» **JOB**
Examine the records and identify each line that includes the string "barulino". Copy those lines.

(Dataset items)
——————

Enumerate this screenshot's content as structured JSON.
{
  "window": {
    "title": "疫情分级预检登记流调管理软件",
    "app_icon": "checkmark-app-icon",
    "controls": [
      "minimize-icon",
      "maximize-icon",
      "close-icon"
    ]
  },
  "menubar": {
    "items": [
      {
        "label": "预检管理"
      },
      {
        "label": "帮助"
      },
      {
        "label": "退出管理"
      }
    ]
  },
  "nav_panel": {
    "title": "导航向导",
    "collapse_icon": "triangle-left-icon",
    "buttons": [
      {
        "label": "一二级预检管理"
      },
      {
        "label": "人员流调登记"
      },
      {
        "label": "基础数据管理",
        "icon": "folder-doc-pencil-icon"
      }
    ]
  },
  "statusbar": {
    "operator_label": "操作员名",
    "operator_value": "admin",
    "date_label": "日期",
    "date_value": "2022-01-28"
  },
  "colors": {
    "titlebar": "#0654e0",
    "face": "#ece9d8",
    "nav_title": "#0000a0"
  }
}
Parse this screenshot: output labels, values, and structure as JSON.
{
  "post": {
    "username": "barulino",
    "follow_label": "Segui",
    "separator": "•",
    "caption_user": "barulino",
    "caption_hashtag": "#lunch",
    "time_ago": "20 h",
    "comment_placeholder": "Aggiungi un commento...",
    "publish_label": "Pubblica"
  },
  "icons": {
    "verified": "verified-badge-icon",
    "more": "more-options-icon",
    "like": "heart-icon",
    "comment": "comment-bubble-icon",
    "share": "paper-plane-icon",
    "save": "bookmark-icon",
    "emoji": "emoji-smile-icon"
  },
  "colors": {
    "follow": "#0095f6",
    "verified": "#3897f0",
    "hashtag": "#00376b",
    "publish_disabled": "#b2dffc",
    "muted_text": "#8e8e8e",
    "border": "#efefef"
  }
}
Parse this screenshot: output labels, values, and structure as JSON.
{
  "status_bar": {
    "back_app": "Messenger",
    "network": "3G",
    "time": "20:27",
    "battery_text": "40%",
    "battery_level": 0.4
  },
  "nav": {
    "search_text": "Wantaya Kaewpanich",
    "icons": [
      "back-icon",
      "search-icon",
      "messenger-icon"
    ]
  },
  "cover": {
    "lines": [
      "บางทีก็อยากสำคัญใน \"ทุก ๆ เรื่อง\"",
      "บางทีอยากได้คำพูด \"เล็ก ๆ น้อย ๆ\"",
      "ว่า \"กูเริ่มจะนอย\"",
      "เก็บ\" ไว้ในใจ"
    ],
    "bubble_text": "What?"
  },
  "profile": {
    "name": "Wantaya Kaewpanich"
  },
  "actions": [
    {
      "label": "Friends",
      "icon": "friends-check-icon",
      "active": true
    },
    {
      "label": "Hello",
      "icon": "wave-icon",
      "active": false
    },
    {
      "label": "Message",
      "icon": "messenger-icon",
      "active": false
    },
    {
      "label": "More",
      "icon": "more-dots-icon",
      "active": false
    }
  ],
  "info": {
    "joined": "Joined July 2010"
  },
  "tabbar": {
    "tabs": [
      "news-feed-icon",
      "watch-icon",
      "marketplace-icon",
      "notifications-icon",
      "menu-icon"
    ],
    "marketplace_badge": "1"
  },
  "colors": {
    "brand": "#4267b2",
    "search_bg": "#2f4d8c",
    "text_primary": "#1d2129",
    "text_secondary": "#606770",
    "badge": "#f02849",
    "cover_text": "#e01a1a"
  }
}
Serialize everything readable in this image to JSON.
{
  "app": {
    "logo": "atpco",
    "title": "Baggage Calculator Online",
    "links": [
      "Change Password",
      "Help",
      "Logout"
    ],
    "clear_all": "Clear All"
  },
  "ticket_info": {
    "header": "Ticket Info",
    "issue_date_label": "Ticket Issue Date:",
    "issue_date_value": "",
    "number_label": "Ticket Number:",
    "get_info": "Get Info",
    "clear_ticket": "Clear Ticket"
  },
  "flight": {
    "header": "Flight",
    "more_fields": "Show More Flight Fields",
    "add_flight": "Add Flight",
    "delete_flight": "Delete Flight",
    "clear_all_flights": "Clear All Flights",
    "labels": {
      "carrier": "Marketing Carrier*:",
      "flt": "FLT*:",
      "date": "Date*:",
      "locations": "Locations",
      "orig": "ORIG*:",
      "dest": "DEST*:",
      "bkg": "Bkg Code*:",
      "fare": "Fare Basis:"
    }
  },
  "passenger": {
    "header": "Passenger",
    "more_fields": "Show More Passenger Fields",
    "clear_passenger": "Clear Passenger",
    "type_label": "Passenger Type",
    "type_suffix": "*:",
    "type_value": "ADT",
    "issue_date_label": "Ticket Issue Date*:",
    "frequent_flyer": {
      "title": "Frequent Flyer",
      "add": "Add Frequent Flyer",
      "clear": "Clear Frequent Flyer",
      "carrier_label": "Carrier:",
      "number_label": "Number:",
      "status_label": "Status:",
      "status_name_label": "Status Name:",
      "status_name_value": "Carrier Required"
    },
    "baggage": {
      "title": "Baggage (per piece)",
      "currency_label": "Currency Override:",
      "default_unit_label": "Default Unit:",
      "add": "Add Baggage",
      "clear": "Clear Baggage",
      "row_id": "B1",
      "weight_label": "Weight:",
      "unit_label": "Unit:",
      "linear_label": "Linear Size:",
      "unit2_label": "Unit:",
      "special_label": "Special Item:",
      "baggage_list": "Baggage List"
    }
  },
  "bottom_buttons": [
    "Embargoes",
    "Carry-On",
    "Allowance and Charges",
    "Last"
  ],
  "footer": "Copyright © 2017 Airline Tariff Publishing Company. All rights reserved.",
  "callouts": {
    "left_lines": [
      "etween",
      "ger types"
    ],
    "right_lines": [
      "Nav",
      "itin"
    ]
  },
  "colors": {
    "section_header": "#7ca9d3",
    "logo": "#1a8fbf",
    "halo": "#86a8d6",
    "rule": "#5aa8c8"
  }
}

——————

» **CORRECT ANSWER**
    "username": "barulino",
    "caption_user": "barulino",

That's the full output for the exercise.